___ EXERCISE INPUTS ___

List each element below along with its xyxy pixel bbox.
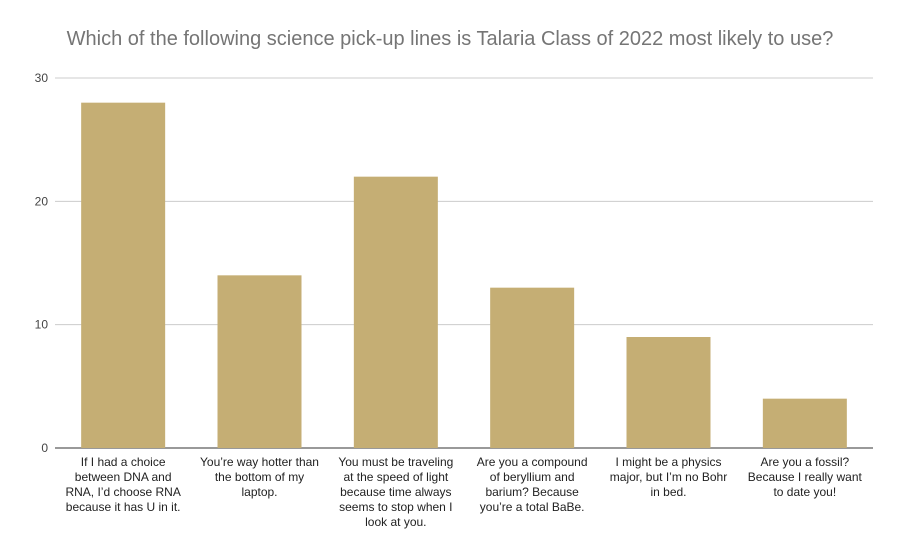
x-tick-label: If I had a choice between DNA and RNA, I… — [65, 455, 181, 514]
bar — [626, 337, 711, 448]
x-tick-label: Are you a compound of beryllium and bari… — [476, 455, 588, 514]
x-tick-label: You’re way hotter than the bottom of my … — [200, 455, 319, 499]
bar — [81, 102, 166, 449]
x-tick-label: I might be a physics major, but I’m no B… — [609, 455, 728, 499]
chart-title: Which of the following science pick-up l… — [66, 28, 834, 50]
bar — [353, 176, 438, 448]
y-tick-label: 30 — [35, 71, 49, 85]
bar — [762, 398, 847, 448]
y-tick-label: 10 — [35, 318, 49, 332]
y-tick-label: 20 — [35, 194, 49, 208]
x-tick-label: You must be traveling at the speed of li… — [338, 455, 454, 529]
bar — [490, 287, 575, 448]
x-tick-label: Are you a fossil? Because I really want … — [747, 455, 862, 499]
bar — [217, 275, 302, 448]
y-tick-label: 0 — [41, 441, 48, 455]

___

▶ TO DO: Repeat every item above word for word, and leave the picture out of your answer.

▶ CORRECT ANSWER:
List each element below along with its xyxy pixel bbox.
x-tick-label: If I had a choice between DNA and RNA, I… — [65, 455, 181, 514]
bar — [626, 337, 711, 448]
x-tick-label: Are you a compound of beryllium and bari… — [476, 455, 588, 514]
x-tick-label: You’re way hotter than the bottom of my … — [200, 455, 319, 499]
bar — [81, 102, 166, 449]
x-tick-label: I might be a physics major, but I’m no B… — [609, 455, 728, 499]
chart-title: Which of the following science pick-up l… — [66, 28, 834, 50]
bar — [353, 176, 438, 448]
y-tick-label: 30 — [35, 71, 49, 85]
bar — [762, 398, 847, 448]
y-tick-label: 10 — [35, 318, 49, 332]
y-tick-label: 20 — [35, 194, 49, 208]
x-tick-label: You must be traveling at the speed of li… — [338, 455, 454, 529]
bar — [490, 287, 575, 448]
x-tick-label: Are you a fossil? Because I really want … — [747, 455, 862, 499]
bar — [217, 275, 302, 448]
y-tick-label: 0 — [41, 441, 48, 455]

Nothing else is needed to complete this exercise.